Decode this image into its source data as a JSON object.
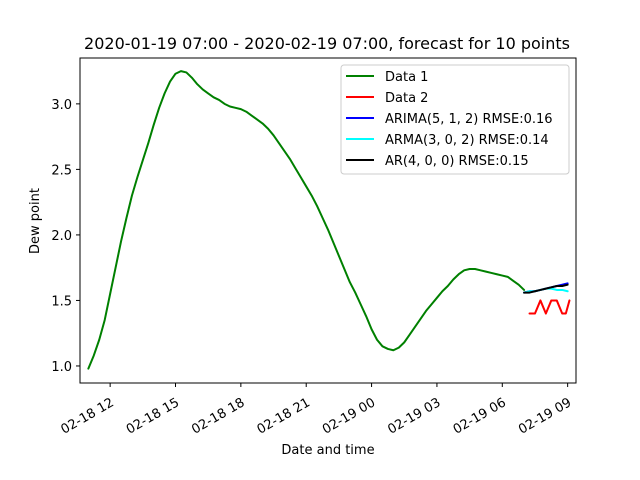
{
  "chart_data": {
    "type": "line",
    "title": "2020-01-19 07:00 - 2020-02-19 07:00, forecast for 10 points",
    "xlabel": "Date and time",
    "ylabel": "Dew point",
    "xlim": [
      "2020-02-18 10:37",
      "2020-02-19 09:23"
    ],
    "ylim": [
      0.87,
      3.35
    ],
    "x_ticks": [
      {
        "value": "2020-02-18 12:00",
        "label": "02-18 12"
      },
      {
        "value": "2020-02-18 15:00",
        "label": "02-18 15"
      },
      {
        "value": "2020-02-18 18:00",
        "label": "02-18 18"
      },
      {
        "value": "2020-02-18 21:00",
        "label": "02-18 21"
      },
      {
        "value": "2020-02-19 00:00",
        "label": "02-19 00"
      },
      {
        "value": "2020-02-19 03:00",
        "label": "02-19 03"
      },
      {
        "value": "2020-02-19 06:00",
        "label": "02-19 06"
      },
      {
        "value": "2020-02-19 09:00",
        "label": "02-19 09"
      }
    ],
    "y_ticks": [
      {
        "value": 1.0,
        "label": "1.0"
      },
      {
        "value": 1.5,
        "label": "1.5"
      },
      {
        "value": 2.0,
        "label": "2.0"
      },
      {
        "value": 2.5,
        "label": "2.5"
      },
      {
        "value": 3.0,
        "label": "3.0"
      }
    ],
    "grid": false,
    "legend_position": "top-right",
    "series": [
      {
        "name": "Data 1",
        "color": "#008000",
        "points": [
          [
            "2020-02-18 11:00",
            0.98
          ],
          [
            "2020-02-18 11:15",
            1.08
          ],
          [
            "2020-02-18 11:30",
            1.2
          ],
          [
            "2020-02-18 11:45",
            1.35
          ],
          [
            "2020-02-18 12:00",
            1.55
          ],
          [
            "2020-02-18 12:15",
            1.75
          ],
          [
            "2020-02-18 12:30",
            1.95
          ],
          [
            "2020-02-18 12:45",
            2.13
          ],
          [
            "2020-02-18 13:00",
            2.3
          ],
          [
            "2020-02-18 13:15",
            2.44
          ],
          [
            "2020-02-18 13:30",
            2.57
          ],
          [
            "2020-02-18 13:45",
            2.7
          ],
          [
            "2020-02-18 14:00",
            2.84
          ],
          [
            "2020-02-18 14:15",
            2.97
          ],
          [
            "2020-02-18 14:30",
            3.08
          ],
          [
            "2020-02-18 14:45",
            3.17
          ],
          [
            "2020-02-18 15:00",
            3.23
          ],
          [
            "2020-02-18 15:15",
            3.25
          ],
          [
            "2020-02-18 15:30",
            3.24
          ],
          [
            "2020-02-18 15:45",
            3.2
          ],
          [
            "2020-02-18 16:00",
            3.15
          ],
          [
            "2020-02-18 16:15",
            3.11
          ],
          [
            "2020-02-18 16:30",
            3.08
          ],
          [
            "2020-02-18 16:45",
            3.05
          ],
          [
            "2020-02-18 17:00",
            3.03
          ],
          [
            "2020-02-18 17:15",
            3.0
          ],
          [
            "2020-02-18 17:30",
            2.98
          ],
          [
            "2020-02-18 17:45",
            2.97
          ],
          [
            "2020-02-18 18:00",
            2.96
          ],
          [
            "2020-02-18 18:15",
            2.94
          ],
          [
            "2020-02-18 18:30",
            2.91
          ],
          [
            "2020-02-18 18:45",
            2.88
          ],
          [
            "2020-02-18 19:00",
            2.85
          ],
          [
            "2020-02-18 19:15",
            2.81
          ],
          [
            "2020-02-18 19:30",
            2.76
          ],
          [
            "2020-02-18 19:45",
            2.7
          ],
          [
            "2020-02-18 20:00",
            2.64
          ],
          [
            "2020-02-18 20:15",
            2.58
          ],
          [
            "2020-02-18 20:30",
            2.51
          ],
          [
            "2020-02-18 20:45",
            2.44
          ],
          [
            "2020-02-18 21:00",
            2.37
          ],
          [
            "2020-02-18 21:15",
            2.3
          ],
          [
            "2020-02-18 21:30",
            2.22
          ],
          [
            "2020-02-18 21:45",
            2.13
          ],
          [
            "2020-02-18 22:00",
            2.04
          ],
          [
            "2020-02-18 22:15",
            1.94
          ],
          [
            "2020-02-18 22:30",
            1.84
          ],
          [
            "2020-02-18 22:45",
            1.74
          ],
          [
            "2020-02-18 23:00",
            1.64
          ],
          [
            "2020-02-18 23:15",
            1.56
          ],
          [
            "2020-02-18 23:30",
            1.47
          ],
          [
            "2020-02-18 23:45",
            1.38
          ],
          [
            "2020-02-19 00:00",
            1.28
          ],
          [
            "2020-02-19 00:15",
            1.2
          ],
          [
            "2020-02-19 00:30",
            1.15
          ],
          [
            "2020-02-19 00:45",
            1.13
          ],
          [
            "2020-02-19 01:00",
            1.12
          ],
          [
            "2020-02-19 01:15",
            1.14
          ],
          [
            "2020-02-19 01:30",
            1.18
          ],
          [
            "2020-02-19 01:45",
            1.24
          ],
          [
            "2020-02-19 02:00",
            1.3
          ],
          [
            "2020-02-19 02:15",
            1.36
          ],
          [
            "2020-02-19 02:30",
            1.42
          ],
          [
            "2020-02-19 02:45",
            1.47
          ],
          [
            "2020-02-19 03:00",
            1.52
          ],
          [
            "2020-02-19 03:15",
            1.57
          ],
          [
            "2020-02-19 03:30",
            1.61
          ],
          [
            "2020-02-19 03:45",
            1.66
          ],
          [
            "2020-02-19 04:00",
            1.7
          ],
          [
            "2020-02-19 04:15",
            1.73
          ],
          [
            "2020-02-19 04:30",
            1.74
          ],
          [
            "2020-02-19 04:45",
            1.74
          ],
          [
            "2020-02-19 05:00",
            1.73
          ],
          [
            "2020-02-19 05:15",
            1.72
          ],
          [
            "2020-02-19 05:30",
            1.71
          ],
          [
            "2020-02-19 05:45",
            1.7
          ],
          [
            "2020-02-19 06:00",
            1.69
          ],
          [
            "2020-02-19 06:15",
            1.68
          ],
          [
            "2020-02-19 06:30",
            1.65
          ],
          [
            "2020-02-19 06:45",
            1.62
          ],
          [
            "2020-02-19 07:00",
            1.58
          ]
        ]
      },
      {
        "name": "Data 2",
        "color": "#ff0000",
        "points": [
          [
            "2020-02-19 07:15",
            1.4
          ],
          [
            "2020-02-19 07:30",
            1.4
          ],
          [
            "2020-02-19 07:45",
            1.5
          ],
          [
            "2020-02-19 08:00",
            1.4
          ],
          [
            "2020-02-19 08:15",
            1.5
          ],
          [
            "2020-02-19 08:30",
            1.5
          ],
          [
            "2020-02-19 08:45",
            1.4
          ],
          [
            "2020-02-19 08:55",
            1.4
          ],
          [
            "2020-02-19 09:05",
            1.5
          ]
        ]
      },
      {
        "name": "ARIMA(5, 1, 2) RMSE:0.16",
        "color": "#0000ff",
        "points": [
          [
            "2020-02-19 07:00",
            1.56
          ],
          [
            "2020-02-19 07:15",
            1.57
          ],
          [
            "2020-02-19 07:30",
            1.57
          ],
          [
            "2020-02-19 07:45",
            1.58
          ],
          [
            "2020-02-19 08:00",
            1.59
          ],
          [
            "2020-02-19 08:15",
            1.6
          ],
          [
            "2020-02-19 08:30",
            1.61
          ],
          [
            "2020-02-19 08:45",
            1.62
          ],
          [
            "2020-02-19 09:00",
            1.63
          ]
        ]
      },
      {
        "name": "ARMA(3, 0, 2) RMSE:0.14",
        "color": "#00ffff",
        "points": [
          [
            "2020-02-19 07:00",
            1.56
          ],
          [
            "2020-02-19 07:15",
            1.57
          ],
          [
            "2020-02-19 07:30",
            1.57
          ],
          [
            "2020-02-19 07:45",
            1.58
          ],
          [
            "2020-02-19 08:00",
            1.59
          ],
          [
            "2020-02-19 08:15",
            1.59
          ],
          [
            "2020-02-19 08:30",
            1.58
          ],
          [
            "2020-02-19 08:45",
            1.58
          ],
          [
            "2020-02-19 09:00",
            1.57
          ]
        ]
      },
      {
        "name": "AR(4, 0, 0) RMSE:0.15",
        "color": "#000000",
        "points": [
          [
            "2020-02-19 07:00",
            1.56
          ],
          [
            "2020-02-19 07:15",
            1.56
          ],
          [
            "2020-02-19 07:30",
            1.57
          ],
          [
            "2020-02-19 07:45",
            1.58
          ],
          [
            "2020-02-19 08:00",
            1.59
          ],
          [
            "2020-02-19 08:15",
            1.6
          ],
          [
            "2020-02-19 08:30",
            1.61
          ],
          [
            "2020-02-19 08:45",
            1.61
          ],
          [
            "2020-02-19 09:00",
            1.62
          ]
        ]
      }
    ]
  }
}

**Exercise goal:**
Collect every line above that contains the word "color".

**Completed task:**
        "color": "#008000",
        "color": "#ff0000",
        "color": "#0000ff",
        "color": "#00ffff",
        "color": "#000000",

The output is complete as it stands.